* [DO THIS]:
Print the whole listing exactly.

(Source records)
****************************************

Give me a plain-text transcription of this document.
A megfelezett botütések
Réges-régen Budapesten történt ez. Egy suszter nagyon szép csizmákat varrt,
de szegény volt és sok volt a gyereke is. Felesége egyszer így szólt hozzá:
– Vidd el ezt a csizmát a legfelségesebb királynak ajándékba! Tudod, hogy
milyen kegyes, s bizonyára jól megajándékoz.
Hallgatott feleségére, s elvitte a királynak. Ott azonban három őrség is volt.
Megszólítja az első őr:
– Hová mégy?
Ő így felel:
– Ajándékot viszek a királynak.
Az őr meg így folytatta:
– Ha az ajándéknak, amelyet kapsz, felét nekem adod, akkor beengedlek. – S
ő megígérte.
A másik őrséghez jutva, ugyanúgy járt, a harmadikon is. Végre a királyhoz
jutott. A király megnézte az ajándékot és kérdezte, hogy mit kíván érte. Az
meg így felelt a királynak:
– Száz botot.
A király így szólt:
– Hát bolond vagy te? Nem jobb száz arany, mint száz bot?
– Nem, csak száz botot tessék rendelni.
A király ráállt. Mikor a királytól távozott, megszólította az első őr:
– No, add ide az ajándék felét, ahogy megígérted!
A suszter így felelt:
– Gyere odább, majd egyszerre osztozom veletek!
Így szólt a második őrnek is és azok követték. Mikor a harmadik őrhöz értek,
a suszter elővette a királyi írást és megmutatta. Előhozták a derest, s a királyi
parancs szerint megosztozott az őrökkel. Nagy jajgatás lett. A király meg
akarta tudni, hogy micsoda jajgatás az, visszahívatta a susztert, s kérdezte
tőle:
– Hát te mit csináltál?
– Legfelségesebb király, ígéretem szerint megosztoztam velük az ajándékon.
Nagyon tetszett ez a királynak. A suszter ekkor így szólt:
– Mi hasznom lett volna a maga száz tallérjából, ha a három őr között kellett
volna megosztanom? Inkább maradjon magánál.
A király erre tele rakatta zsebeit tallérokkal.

****************************************

* [IN RESPONSE]:
Give me a plain-text transcription of this document.
A megfelezett botütések
Réges-régen Budapesten történt ez. Egy suszter nagyon szép csizmákat varrt,
de szegény volt és sok volt a gyereke is. Felesége egyszer így szólt hozzá:
– Vidd el ezt a csizmát a legfelségesebb királynak ajándékba! Tudod, hogy
milyen kegyes, s bizonyára jól megajándékoz.
Hallgatott feleségére, s elvitte a királynak. Ott azonban három őrség is volt.
Megszólítja az első őr:
– Hová mégy?
Ő így felel:
– Ajándékot viszek a királynak.
Az őr meg így folytatta:
– Ha az ajándéknak, amelyet kapsz, felét nekem adod, akkor beengedlek. – S
ő megígérte.
A másik őrséghez jutva, ugyanúgy járt, a harmadikon is. Végre a királyhoz
jutott. A király megnézte az ajándékot és kérdezte, hogy mit kíván érte. Az
meg így felelt a királynak:
– Száz botot.
A király így szólt:
– Hát bolond vagy te? Nem jobb száz arany, mint száz bot?
– Nem, csak száz botot tessék rendelni.
A király ráállt. Mikor a királytól távozott, megszólította az első őr:
– No, add ide az ajándék felét, ahogy megígérted!
A suszter így felelt:
– Gyere odább, majd egyszerre osztozom veletek!
Így szólt a második őrnek is és azok követték. Mikor a harmadik őrhöz értek,
a suszter elővette a királyi írást és megmutatta. Előhozták a derest, s a királyi
parancs szerint megosztozott az őrökkel. Nagy jajgatás lett. A király meg
akarta tudni, hogy micsoda jajgatás az, visszahívatta a susztert, s kérdezte
tőle:
– Hát te mit csináltál?
– Legfelségesebb király, ígéretem szerint megosztoztam velük az ajándékon.
Nagyon tetszett ez a királynak. A suszter ekkor így szólt:
– Mi hasznom lett volna a maga száz tallérjából, ha a három őr között kellett
volna megosztanom? Inkább maradjon magánál.
A király erre tele rakatta zsebeit tallérokkal.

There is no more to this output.